YOUR INSTRUCTIONS – Return the count of lines with the string "Decor" in them, and nothing else.

☆ ☆ ☆ ☆ ☆ ☆ ☆

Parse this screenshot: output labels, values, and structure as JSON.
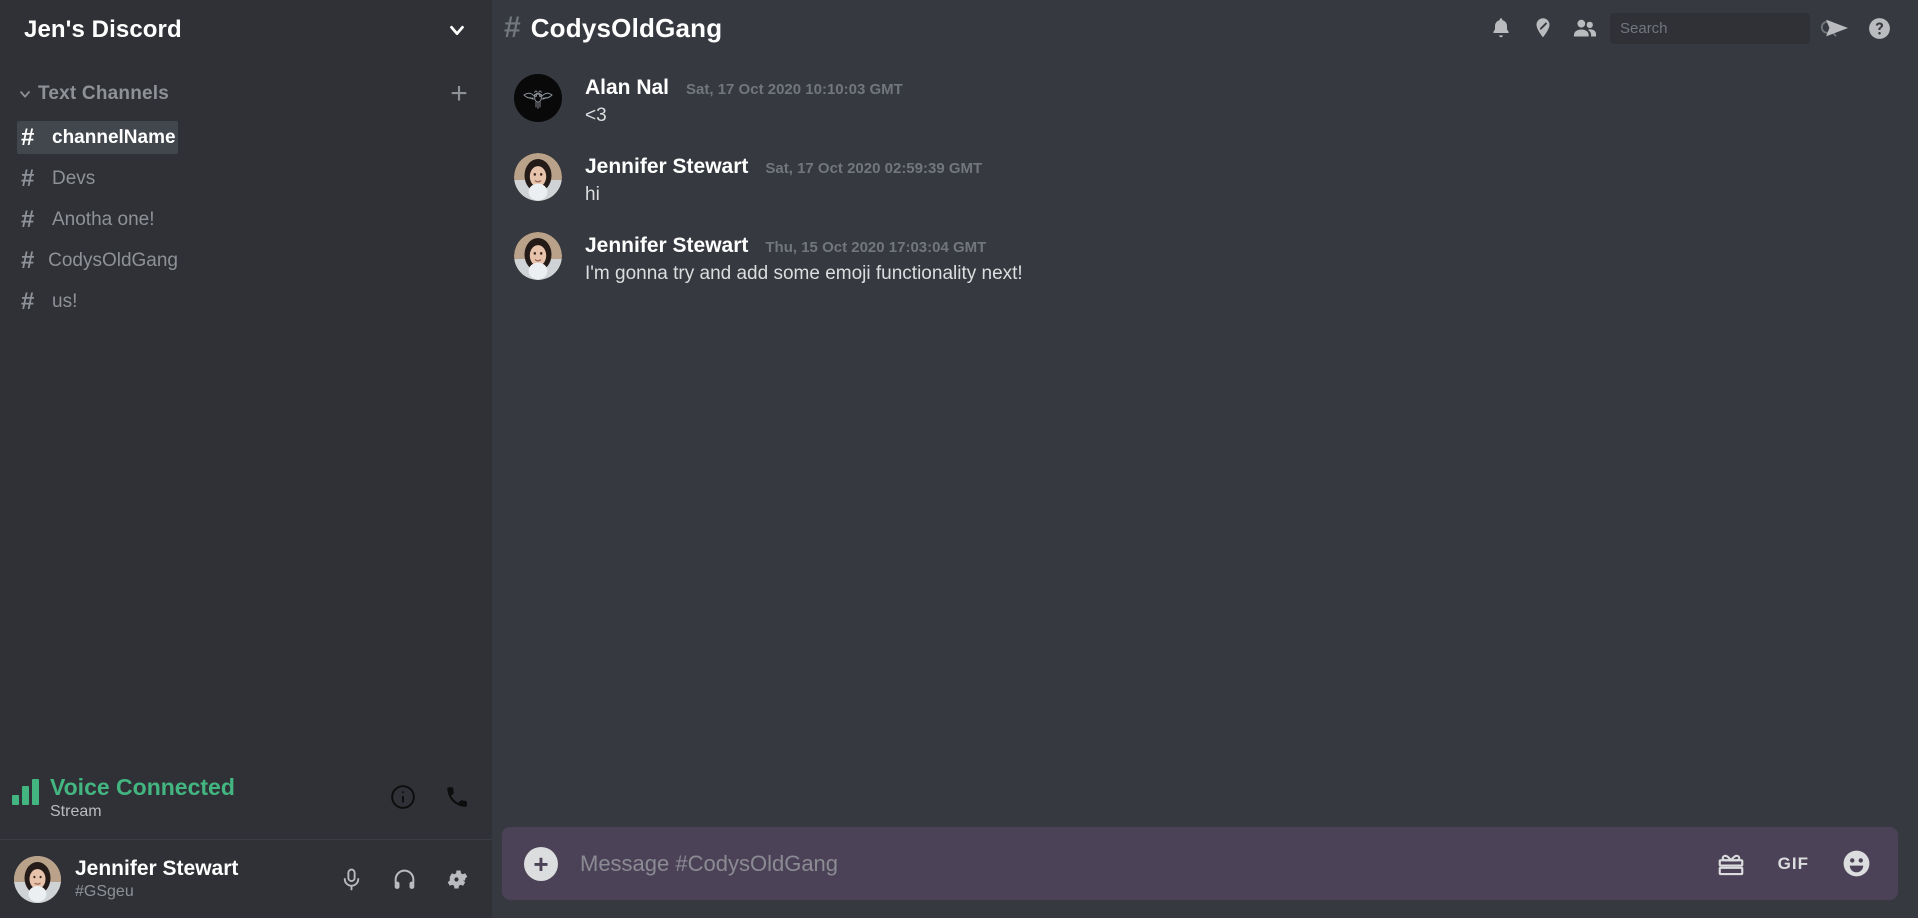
{
  "sidebar": {
    "server_name": "Jen's Discord",
    "server_dropdown_icon": "chevron-down-icon",
    "section": {
      "title": "Text Channels",
      "caret_icon": "chevron-down-icon",
      "add_label": "+"
    },
    "channels": [
      {
        "name": "channelName",
        "hash": "#",
        "active": true
      },
      {
        "name": "Devs",
        "hash": "#",
        "active": false
      },
      {
        "name": "Anotha one!",
        "hash": "#",
        "active": false
      },
      {
        "name": "CodysOldGang",
        "hash": "#",
        "active": false
      },
      {
        "name": "us!",
        "hash": "#",
        "active": false
      }
    ],
    "voice": {
      "status": "Voice Connected",
      "sub": "Stream",
      "info_icon": "info-circle-icon",
      "call_icon": "phone-icon",
      "accent": "#43b581"
    },
    "user": {
      "name": "Jennifer Stewart",
      "tag": "#GSgeu",
      "mic_icon": "microphone-icon",
      "headphones_icon": "headphones-icon",
      "settings_icon": "gear-icon"
    }
  },
  "topbar": {
    "hash": "#",
    "channel_title": "CodysOldGang",
    "icons": {
      "bell": "bell-icon",
      "pin": "pin-icon",
      "members": "people-icon",
      "search": "search-icon",
      "inbox": "send-icon",
      "help": "help-circle-icon"
    },
    "search_placeholder": "Search",
    "search_value": ""
  },
  "messages": [
    {
      "author": "Alan Nal",
      "timestamp": "Sat, 17 Oct 2020 10:10:03 GMT",
      "text": "<3",
      "avatar": "bat-logo-avatar"
    },
    {
      "author": "Jennifer Stewart",
      "timestamp": "Sat, 17 Oct 2020 02:59:39 GMT",
      "text": "hi",
      "avatar": "photo-avatar"
    },
    {
      "author": "Jennifer Stewart",
      "timestamp": "Thu, 15 Oct 2020 17:03:04 GMT",
      "text": "I'm gonna try and add some emoji functionality next!",
      "avatar": "photo-avatar"
    }
  ],
  "composer": {
    "add_label": "+",
    "placeholder": "Message #CodysOldGang",
    "value": "",
    "gift_icon": "gift-icon",
    "gif_label": "GIF",
    "emoji_icon": "smiley-icon",
    "background": "#4b4257"
  }
}
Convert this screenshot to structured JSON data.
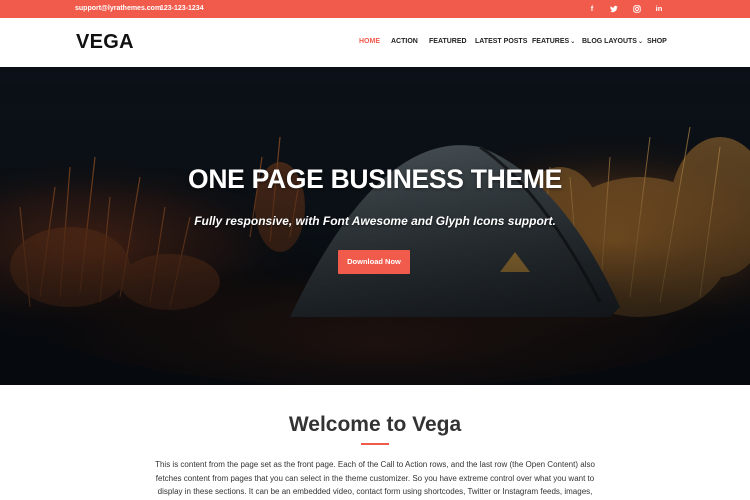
{
  "topbar": {
    "email": "support@lyrathemes.com",
    "phone": "123-123-1234",
    "social": [
      {
        "icon": "facebook-icon",
        "glyph": "f"
      },
      {
        "icon": "twitter-icon",
        "glyph": ""
      },
      {
        "icon": "instagram-icon",
        "glyph": ""
      },
      {
        "icon": "linkedin-icon",
        "glyph": "in"
      }
    ],
    "color": "#f15b4c"
  },
  "header": {
    "logo": "VEGA",
    "nav": [
      {
        "label": "HOME",
        "active": true
      },
      {
        "label": "ACTION"
      },
      {
        "label": "FEATURED"
      },
      {
        "label": "LATEST POSTS"
      },
      {
        "label": "FEATURES",
        "dropdown": true
      },
      {
        "label": "BLOG LAYOUTS",
        "dropdown": true
      },
      {
        "label": "SHOP"
      }
    ],
    "active_color": "#f15b4c"
  },
  "hero": {
    "title": "ONE PAGE BUSINESS THEME",
    "subtitle": "Fully responsive, with Font Awesome and Glyph Icons support.",
    "button": "Download Now",
    "background": "tent-in-desert-at-dusk"
  },
  "welcome": {
    "title": "Welcome to Vega",
    "text": "This is content from the page set as the front page. Each of the Call to Action rows, and the last row (the Open Content) also fetches content from pages that you can select in the theme customizer. So you have extreme control over what you want to display in these sections. It can be an embedded video, contact form using shortcodes, Twitter or Instagram feeds, images, galleries – the possibilities are"
  }
}
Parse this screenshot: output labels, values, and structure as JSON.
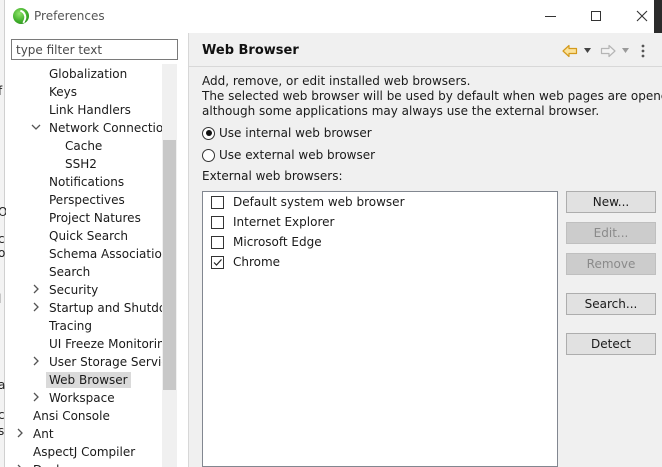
{
  "window": {
    "title": "Preferences"
  },
  "filter": {
    "placeholder": "type filter text"
  },
  "tree": {
    "items": [
      {
        "label": "Globalization",
        "twisty": "none"
      },
      {
        "label": "Keys",
        "twisty": "none"
      },
      {
        "label": "Link Handlers",
        "twisty": "none"
      },
      {
        "label": "Network Connections",
        "twisty": "expanded"
      },
      {
        "label": "Cache",
        "twisty": "none"
      },
      {
        "label": "SSH2",
        "twisty": "none"
      },
      {
        "label": "Notifications",
        "twisty": "none"
      },
      {
        "label": "Perspectives",
        "twisty": "none"
      },
      {
        "label": "Project Natures",
        "twisty": "none"
      },
      {
        "label": "Quick Search",
        "twisty": "none"
      },
      {
        "label": "Schema Associations",
        "twisty": "none"
      },
      {
        "label": "Search",
        "twisty": "none"
      },
      {
        "label": "Security",
        "twisty": "collapsed"
      },
      {
        "label": "Startup and Shutdown",
        "twisty": "collapsed"
      },
      {
        "label": "Tracing",
        "twisty": "none"
      },
      {
        "label": "UI Freeze Monitoring",
        "twisty": "none"
      },
      {
        "label": "User Storage Service",
        "twisty": "collapsed"
      },
      {
        "label": "Web Browser",
        "twisty": "none"
      },
      {
        "label": "Workspace",
        "twisty": "collapsed"
      },
      {
        "label": "Ansi Console",
        "twisty": "none"
      },
      {
        "label": "Ant",
        "twisty": "collapsed"
      },
      {
        "label": "AspectJ Compiler",
        "twisty": "none"
      },
      {
        "label": "Docker",
        "twisty": "collapsed"
      }
    ],
    "selected": "Web Browser"
  },
  "page": {
    "title": "Web Browser",
    "desc_line1": "Add, remove, or edit installed web browsers.",
    "desc_line2": "The selected web browser will be used by default when web pages are opened,",
    "desc_line3": "although some applications may always use the external browser.",
    "radio_internal": "Use internal web browser",
    "radio_external": "Use external web browser",
    "radio_selected": "internal",
    "list_label": "External web browsers:",
    "browsers": [
      {
        "name": "Default system web browser",
        "checked": false
      },
      {
        "name": "Internet Explorer",
        "checked": false
      },
      {
        "name": "Microsoft Edge",
        "checked": false
      },
      {
        "name": "Chrome",
        "checked": true
      }
    ],
    "buttons": {
      "new": "New...",
      "edit": "Edit...",
      "remove": "Remove",
      "search": "Search...",
      "detect": "Detect"
    }
  },
  "colors": {
    "nav_arrow": "#e0a82e",
    "selection": "#dadada",
    "panel": "#f0f0f0"
  },
  "icons": {
    "app": "eclipse-icon",
    "back": "back-arrow-icon",
    "forward": "forward-arrow-icon",
    "menu": "view-menu-icon"
  }
}
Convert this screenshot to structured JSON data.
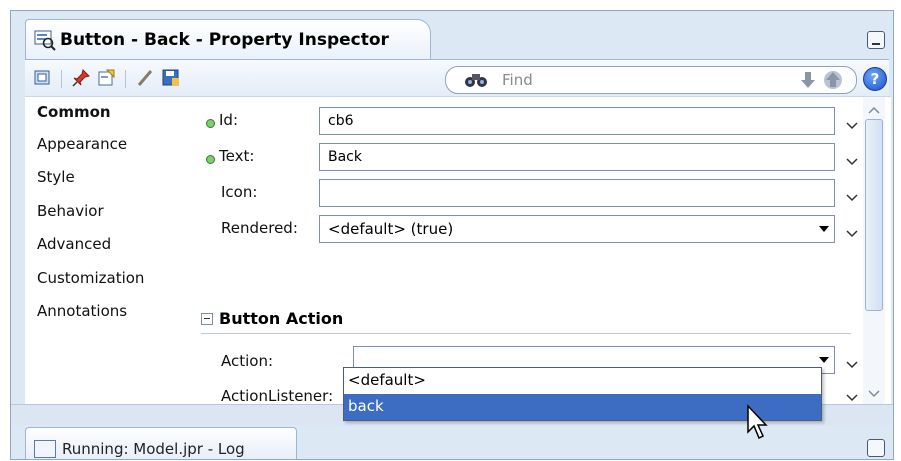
{
  "window": {
    "title": "Button - Back - Property Inspector"
  },
  "toolbar": {
    "find_placeholder": "Find",
    "help_label": "?"
  },
  "nav": {
    "items": [
      {
        "label": "Common",
        "active": true
      },
      {
        "label": "Appearance"
      },
      {
        "label": "Style"
      },
      {
        "label": "Behavior"
      },
      {
        "label": "Advanced"
      },
      {
        "label": "Customization"
      },
      {
        "label": "Annotations"
      }
    ]
  },
  "form": {
    "id_label": "Id:",
    "id_value": "cb6",
    "text_label": "Text:",
    "text_value": "Back",
    "icon_label": "Icon:",
    "icon_value": "",
    "rendered_label": "Rendered:",
    "rendered_value": "<default> (true)",
    "section_title": "Button Action",
    "action_label": "Action:",
    "action_value": "",
    "actionlistener_label": "ActionListener:"
  },
  "dropdown": {
    "options": [
      "<default>",
      "back"
    ],
    "selected": "back"
  },
  "bottom_tab": {
    "label": "Running: Model.jpr - Log"
  },
  "colors": {
    "frame_bg": "#dde8f5",
    "selection": "#3d6cc3",
    "required_dot": "#7fcf6f"
  }
}
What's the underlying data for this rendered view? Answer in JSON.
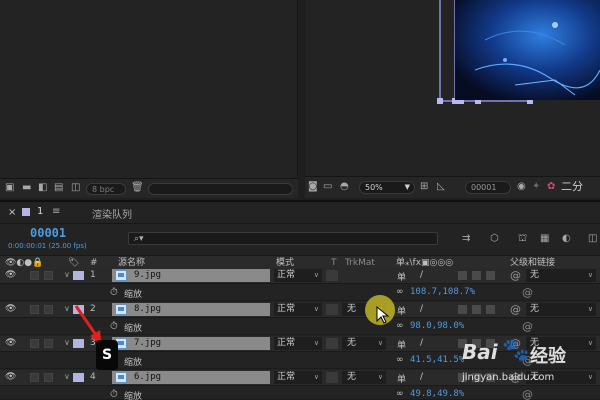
{
  "top": {
    "bpc_label": "8 bpc",
    "zoom": "50%",
    "timecode": "00001",
    "channel_label": "二分"
  },
  "timeline": {
    "tab_label": "1",
    "render_queue": "渲染队列",
    "current_time": "00001",
    "time_sub": "0:00:00:01 (25.00 fps)",
    "search_placeholder": "",
    "columns": {
      "number": "#",
      "source_name": "源名称",
      "mode": "模式",
      "t": "T",
      "trkmat": "TrkMat",
      "parent": "父级和链接"
    },
    "layers": [
      {
        "num": "1",
        "name": "9.jpg",
        "mode": "正常",
        "trkmat": "",
        "parent": "无",
        "prop": "缩放",
        "value": "108.7,108.7%"
      },
      {
        "num": "2",
        "name": "8.jpg",
        "mode": "正常",
        "trkmat": "无",
        "parent": "无",
        "prop": "缩放",
        "value": "98.0,98.0%"
      },
      {
        "num": "3",
        "name": "7.jpg",
        "mode": "正常",
        "trkmat": "无",
        "parent": "无",
        "prop": "缩放",
        "value": "41.5,41.5%"
      },
      {
        "num": "4",
        "name": "6.jpg",
        "mode": "正常",
        "trkmat": "无",
        "parent": "无",
        "prop": "缩放",
        "value": "49.8,49.8%"
      }
    ]
  },
  "overlay": {
    "badge": "S",
    "watermark_brand": "Bai",
    "watermark_cn": "经验",
    "watermark_url": "jingyan.baidu.com"
  },
  "colors": {
    "accent_blue": "#4f9be0",
    "label_lavender": "#b4b4e2",
    "cursor_yellow": "#d6c828",
    "arrow_red": "#e0201c"
  }
}
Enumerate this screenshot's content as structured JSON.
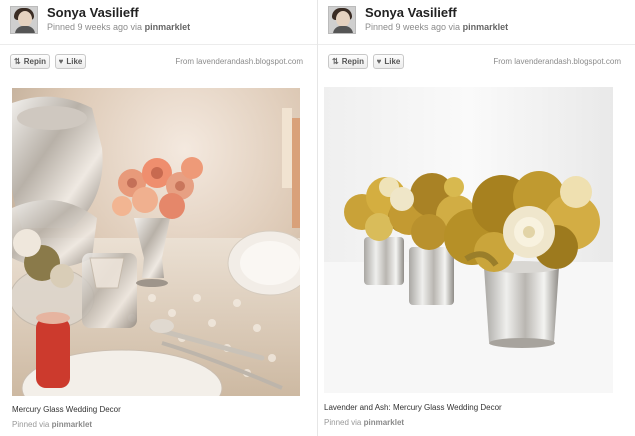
{
  "pins": [
    {
      "user": {
        "name": "Sonya Vasilieff"
      },
      "meta": {
        "prefix": "Pinned 9 weeks ago via ",
        "via": "pinmarklet"
      },
      "actions": {
        "repin_label": "Repin",
        "like_label": "Like"
      },
      "source": "From lavenderandash.blogspot.com",
      "image_alt": "Mercury glass tablescape with coral roses",
      "caption": "Mercury Glass Wedding Decor",
      "pinned_via": {
        "prefix": "Pinned via ",
        "via": "pinmarklet"
      }
    },
    {
      "user": {
        "name": "Sonya Vasilieff"
      },
      "meta": {
        "prefix": "Pinned 9 weeks ago via ",
        "via": "pinmarklet"
      },
      "actions": {
        "repin_label": "Repin",
        "like_label": "Like"
      },
      "source": "From lavenderandash.blogspot.com",
      "image_alt": "Mercury glass votives with yellow felt flowers",
      "caption": "Lavender and Ash: Mercury Glass Wedding Decor",
      "pinned_via": {
        "prefix": "Pinned via ",
        "via": "pinmarklet"
      }
    }
  ],
  "icons": {
    "repin": "repin-icon",
    "like": "heart-icon"
  },
  "colors": {
    "text": "#333333",
    "muted": "#8c8c8c",
    "divider": "#e6e6e6"
  }
}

☆ ☆ ☆ ☆ ☆ ☆ ☆

SOLUTION TO THIS EXERCISE – 2